### Exercise details
Set down the full listing exactly, character for character.

[Dataset records]
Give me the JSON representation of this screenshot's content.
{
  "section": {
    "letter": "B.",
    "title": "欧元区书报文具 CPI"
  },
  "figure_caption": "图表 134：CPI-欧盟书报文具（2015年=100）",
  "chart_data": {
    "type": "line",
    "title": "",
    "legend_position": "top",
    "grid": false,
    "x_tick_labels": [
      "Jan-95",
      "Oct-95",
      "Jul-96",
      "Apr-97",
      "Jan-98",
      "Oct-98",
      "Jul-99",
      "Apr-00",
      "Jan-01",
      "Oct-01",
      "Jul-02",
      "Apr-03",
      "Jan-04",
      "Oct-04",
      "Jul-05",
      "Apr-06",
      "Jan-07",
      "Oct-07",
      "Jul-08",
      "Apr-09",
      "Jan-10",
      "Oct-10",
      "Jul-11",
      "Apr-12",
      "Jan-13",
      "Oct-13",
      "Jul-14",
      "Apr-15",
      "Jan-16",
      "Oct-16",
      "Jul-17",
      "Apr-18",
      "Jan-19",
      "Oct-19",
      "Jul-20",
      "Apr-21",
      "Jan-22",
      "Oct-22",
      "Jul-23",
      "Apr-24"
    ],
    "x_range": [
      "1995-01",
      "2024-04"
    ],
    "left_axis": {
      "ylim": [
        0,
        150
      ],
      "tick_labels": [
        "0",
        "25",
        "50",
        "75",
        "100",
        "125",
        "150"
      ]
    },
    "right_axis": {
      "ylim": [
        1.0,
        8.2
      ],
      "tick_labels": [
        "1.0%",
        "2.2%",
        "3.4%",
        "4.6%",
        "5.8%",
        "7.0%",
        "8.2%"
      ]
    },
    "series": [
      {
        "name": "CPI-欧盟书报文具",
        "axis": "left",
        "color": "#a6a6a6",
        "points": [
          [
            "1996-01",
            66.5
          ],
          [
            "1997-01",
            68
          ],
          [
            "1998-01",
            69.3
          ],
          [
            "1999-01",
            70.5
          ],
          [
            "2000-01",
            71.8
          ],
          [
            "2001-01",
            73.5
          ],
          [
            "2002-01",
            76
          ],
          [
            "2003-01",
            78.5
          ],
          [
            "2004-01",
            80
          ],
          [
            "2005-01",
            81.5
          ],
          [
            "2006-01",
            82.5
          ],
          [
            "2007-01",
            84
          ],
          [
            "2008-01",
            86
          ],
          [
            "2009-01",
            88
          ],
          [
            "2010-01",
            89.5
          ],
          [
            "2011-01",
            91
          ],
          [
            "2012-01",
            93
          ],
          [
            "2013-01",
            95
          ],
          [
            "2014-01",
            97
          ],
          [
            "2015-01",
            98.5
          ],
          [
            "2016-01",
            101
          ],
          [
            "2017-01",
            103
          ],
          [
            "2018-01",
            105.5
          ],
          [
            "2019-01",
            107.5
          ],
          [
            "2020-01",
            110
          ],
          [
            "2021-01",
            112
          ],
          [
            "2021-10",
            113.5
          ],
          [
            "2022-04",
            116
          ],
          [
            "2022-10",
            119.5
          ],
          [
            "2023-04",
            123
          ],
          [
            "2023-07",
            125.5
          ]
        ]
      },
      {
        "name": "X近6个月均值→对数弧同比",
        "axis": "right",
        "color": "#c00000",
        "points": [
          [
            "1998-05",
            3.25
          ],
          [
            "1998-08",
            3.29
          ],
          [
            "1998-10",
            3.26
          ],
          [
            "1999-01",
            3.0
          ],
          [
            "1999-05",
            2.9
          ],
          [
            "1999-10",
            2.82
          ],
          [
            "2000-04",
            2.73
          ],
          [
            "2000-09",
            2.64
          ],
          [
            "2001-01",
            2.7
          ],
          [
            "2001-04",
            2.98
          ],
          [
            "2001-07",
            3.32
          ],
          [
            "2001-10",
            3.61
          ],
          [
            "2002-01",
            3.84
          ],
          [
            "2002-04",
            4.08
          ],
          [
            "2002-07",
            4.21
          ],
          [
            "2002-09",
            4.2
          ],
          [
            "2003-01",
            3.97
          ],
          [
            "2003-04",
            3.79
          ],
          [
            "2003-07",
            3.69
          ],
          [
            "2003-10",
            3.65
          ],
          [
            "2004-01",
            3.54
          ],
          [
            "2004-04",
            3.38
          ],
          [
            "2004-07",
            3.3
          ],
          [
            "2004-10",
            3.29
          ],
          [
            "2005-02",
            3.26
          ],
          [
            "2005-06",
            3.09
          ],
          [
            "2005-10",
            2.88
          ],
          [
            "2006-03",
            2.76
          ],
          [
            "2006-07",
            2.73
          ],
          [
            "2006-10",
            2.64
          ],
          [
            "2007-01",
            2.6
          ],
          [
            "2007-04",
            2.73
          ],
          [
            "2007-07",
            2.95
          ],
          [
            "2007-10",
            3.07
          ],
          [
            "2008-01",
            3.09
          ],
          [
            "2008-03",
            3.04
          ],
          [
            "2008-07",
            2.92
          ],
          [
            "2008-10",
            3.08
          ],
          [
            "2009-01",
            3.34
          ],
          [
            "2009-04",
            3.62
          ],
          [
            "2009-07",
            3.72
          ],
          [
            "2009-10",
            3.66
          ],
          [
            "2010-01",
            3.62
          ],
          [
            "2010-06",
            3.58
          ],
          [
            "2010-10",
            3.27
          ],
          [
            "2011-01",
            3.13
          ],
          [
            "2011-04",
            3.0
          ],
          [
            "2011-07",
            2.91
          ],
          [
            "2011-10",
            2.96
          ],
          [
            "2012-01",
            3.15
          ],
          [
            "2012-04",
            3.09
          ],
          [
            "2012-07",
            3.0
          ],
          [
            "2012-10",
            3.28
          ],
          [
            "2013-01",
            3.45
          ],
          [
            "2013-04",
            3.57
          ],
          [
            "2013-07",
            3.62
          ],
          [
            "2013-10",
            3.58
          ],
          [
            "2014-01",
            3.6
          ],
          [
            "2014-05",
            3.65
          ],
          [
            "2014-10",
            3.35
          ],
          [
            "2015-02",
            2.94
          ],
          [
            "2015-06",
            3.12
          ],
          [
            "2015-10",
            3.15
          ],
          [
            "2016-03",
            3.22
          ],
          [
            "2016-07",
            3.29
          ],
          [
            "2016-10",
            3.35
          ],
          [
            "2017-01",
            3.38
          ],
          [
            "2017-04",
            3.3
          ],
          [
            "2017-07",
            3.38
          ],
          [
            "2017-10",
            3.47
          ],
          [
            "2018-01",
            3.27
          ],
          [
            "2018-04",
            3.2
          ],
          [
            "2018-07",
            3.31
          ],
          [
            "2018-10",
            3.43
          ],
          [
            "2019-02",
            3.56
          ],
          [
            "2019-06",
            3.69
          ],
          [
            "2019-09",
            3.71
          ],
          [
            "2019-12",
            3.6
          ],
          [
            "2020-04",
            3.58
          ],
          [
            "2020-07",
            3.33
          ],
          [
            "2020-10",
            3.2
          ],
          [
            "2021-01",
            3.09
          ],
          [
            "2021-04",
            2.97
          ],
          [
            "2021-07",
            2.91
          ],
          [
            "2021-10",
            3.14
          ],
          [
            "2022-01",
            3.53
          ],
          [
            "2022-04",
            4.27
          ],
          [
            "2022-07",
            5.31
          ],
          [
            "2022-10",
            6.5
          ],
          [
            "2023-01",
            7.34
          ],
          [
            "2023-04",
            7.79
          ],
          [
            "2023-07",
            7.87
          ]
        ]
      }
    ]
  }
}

### Response below
Give me the JSON representation of this screenshot's content.
{
  "section": {
    "letter": "B.",
    "title": "欧元区书报文具 CPI"
  },
  "figure_caption": "图表 134：CPI-欧盟书报文具（2015年=100）",
  "chart_data": {
    "type": "line",
    "title": "",
    "legend_position": "top",
    "grid": false,
    "x_tick_labels": [
      "Jan-95",
      "Oct-95",
      "Jul-96",
      "Apr-97",
      "Jan-98",
      "Oct-98",
      "Jul-99",
      "Apr-00",
      "Jan-01",
      "Oct-01",
      "Jul-02",
      "Apr-03",
      "Jan-04",
      "Oct-04",
      "Jul-05",
      "Apr-06",
      "Jan-07",
      "Oct-07",
      "Jul-08",
      "Apr-09",
      "Jan-10",
      "Oct-10",
      "Jul-11",
      "Apr-12",
      "Jan-13",
      "Oct-13",
      "Jul-14",
      "Apr-15",
      "Jan-16",
      "Oct-16",
      "Jul-17",
      "Apr-18",
      "Jan-19",
      "Oct-19",
      "Jul-20",
      "Apr-21",
      "Jan-22",
      "Oct-22",
      "Jul-23",
      "Apr-24"
    ],
    "x_range": [
      "1995-01",
      "2024-04"
    ],
    "left_axis": {
      "ylim": [
        0,
        150
      ],
      "tick_labels": [
        "0",
        "25",
        "50",
        "75",
        "100",
        "125",
        "150"
      ]
    },
    "right_axis": {
      "ylim": [
        1.0,
        8.2
      ],
      "tick_labels": [
        "1.0%",
        "2.2%",
        "3.4%",
        "4.6%",
        "5.8%",
        "7.0%",
        "8.2%"
      ]
    },
    "series": [
      {
        "name": "CPI-欧盟书报文具",
        "axis": "left",
        "color": "#a6a6a6",
        "points": [
          [
            "1996-01",
            66.5
          ],
          [
            "1997-01",
            68
          ],
          [
            "1998-01",
            69.3
          ],
          [
            "1999-01",
            70.5
          ],
          [
            "2000-01",
            71.8
          ],
          [
            "2001-01",
            73.5
          ],
          [
            "2002-01",
            76
          ],
          [
            "2003-01",
            78.5
          ],
          [
            "2004-01",
            80
          ],
          [
            "2005-01",
            81.5
          ],
          [
            "2006-01",
            82.5
          ],
          [
            "2007-01",
            84
          ],
          [
            "2008-01",
            86
          ],
          [
            "2009-01",
            88
          ],
          [
            "2010-01",
            89.5
          ],
          [
            "2011-01",
            91
          ],
          [
            "2012-01",
            93
          ],
          [
            "2013-01",
            95
          ],
          [
            "2014-01",
            97
          ],
          [
            "2015-01",
            98.5
          ],
          [
            "2016-01",
            101
          ],
          [
            "2017-01",
            103
          ],
          [
            "2018-01",
            105.5
          ],
          [
            "2019-01",
            107.5
          ],
          [
            "2020-01",
            110
          ],
          [
            "2021-01",
            112
          ],
          [
            "2021-10",
            113.5
          ],
          [
            "2022-04",
            116
          ],
          [
            "2022-10",
            119.5
          ],
          [
            "2023-04",
            123
          ],
          [
            "2023-07",
            125.5
          ]
        ]
      },
      {
        "name": "X近6个月均值→对数弧同比",
        "axis": "right",
        "color": "#c00000",
        "points": [
          [
            "1998-05",
            3.25
          ],
          [
            "1998-08",
            3.29
          ],
          [
            "1998-10",
            3.26
          ],
          [
            "1999-01",
            3.0
          ],
          [
            "1999-05",
            2.9
          ],
          [
            "1999-10",
            2.82
          ],
          [
            "2000-04",
            2.73
          ],
          [
            "2000-09",
            2.64
          ],
          [
            "2001-01",
            2.7
          ],
          [
            "2001-04",
            2.98
          ],
          [
            "2001-07",
            3.32
          ],
          [
            "2001-10",
            3.61
          ],
          [
            "2002-01",
            3.84
          ],
          [
            "2002-04",
            4.08
          ],
          [
            "2002-07",
            4.21
          ],
          [
            "2002-09",
            4.2
          ],
          [
            "2003-01",
            3.97
          ],
          [
            "2003-04",
            3.79
          ],
          [
            "2003-07",
            3.69
          ],
          [
            "2003-10",
            3.65
          ],
          [
            "2004-01",
            3.54
          ],
          [
            "2004-04",
            3.38
          ],
          [
            "2004-07",
            3.3
          ],
          [
            "2004-10",
            3.29
          ],
          [
            "2005-02",
            3.26
          ],
          [
            "2005-06",
            3.09
          ],
          [
            "2005-10",
            2.88
          ],
          [
            "2006-03",
            2.76
          ],
          [
            "2006-07",
            2.73
          ],
          [
            "2006-10",
            2.64
          ],
          [
            "2007-01",
            2.6
          ],
          [
            "2007-04",
            2.73
          ],
          [
            "2007-07",
            2.95
          ],
          [
            "2007-10",
            3.07
          ],
          [
            "2008-01",
            3.09
          ],
          [
            "2008-03",
            3.04
          ],
          [
            "2008-07",
            2.92
          ],
          [
            "2008-10",
            3.08
          ],
          [
            "2009-01",
            3.34
          ],
          [
            "2009-04",
            3.62
          ],
          [
            "2009-07",
            3.72
          ],
          [
            "2009-10",
            3.66
          ],
          [
            "2010-01",
            3.62
          ],
          [
            "2010-06",
            3.58
          ],
          [
            "2010-10",
            3.27
          ],
          [
            "2011-01",
            3.13
          ],
          [
            "2011-04",
            3.0
          ],
          [
            "2011-07",
            2.91
          ],
          [
            "2011-10",
            2.96
          ],
          [
            "2012-01",
            3.15
          ],
          [
            "2012-04",
            3.09
          ],
          [
            "2012-07",
            3.0
          ],
          [
            "2012-10",
            3.28
          ],
          [
            "2013-01",
            3.45
          ],
          [
            "2013-04",
            3.57
          ],
          [
            "2013-07",
            3.62
          ],
          [
            "2013-10",
            3.58
          ],
          [
            "2014-01",
            3.6
          ],
          [
            "2014-05",
            3.65
          ],
          [
            "2014-10",
            3.35
          ],
          [
            "2015-02",
            2.94
          ],
          [
            "2015-06",
            3.12
          ],
          [
            "2015-10",
            3.15
          ],
          [
            "2016-03",
            3.22
          ],
          [
            "2016-07",
            3.29
          ],
          [
            "2016-10",
            3.35
          ],
          [
            "2017-01",
            3.38
          ],
          [
            "2017-04",
            3.3
          ],
          [
            "2017-07",
            3.38
          ],
          [
            "2017-10",
            3.47
          ],
          [
            "2018-01",
            3.27
          ],
          [
            "2018-04",
            3.2
          ],
          [
            "2018-07",
            3.31
          ],
          [
            "2018-10",
            3.43
          ],
          [
            "2019-02",
            3.56
          ],
          [
            "2019-06",
            3.69
          ],
          [
            "2019-09",
            3.71
          ],
          [
            "2019-12",
            3.6
          ],
          [
            "2020-04",
            3.58
          ],
          [
            "2020-07",
            3.33
          ],
          [
            "2020-10",
            3.2
          ],
          [
            "2021-01",
            3.09
          ],
          [
            "2021-04",
            2.97
          ],
          [
            "2021-07",
            2.91
          ],
          [
            "2021-10",
            3.14
          ],
          [
            "2022-01",
            3.53
          ],
          [
            "2022-04",
            4.27
          ],
          [
            "2022-07",
            5.31
          ],
          [
            "2022-10",
            6.5
          ],
          [
            "2023-01",
            7.34
          ],
          [
            "2023-04",
            7.79
          ],
          [
            "2023-07",
            7.87
          ]
        ]
      }
    ]
  }
}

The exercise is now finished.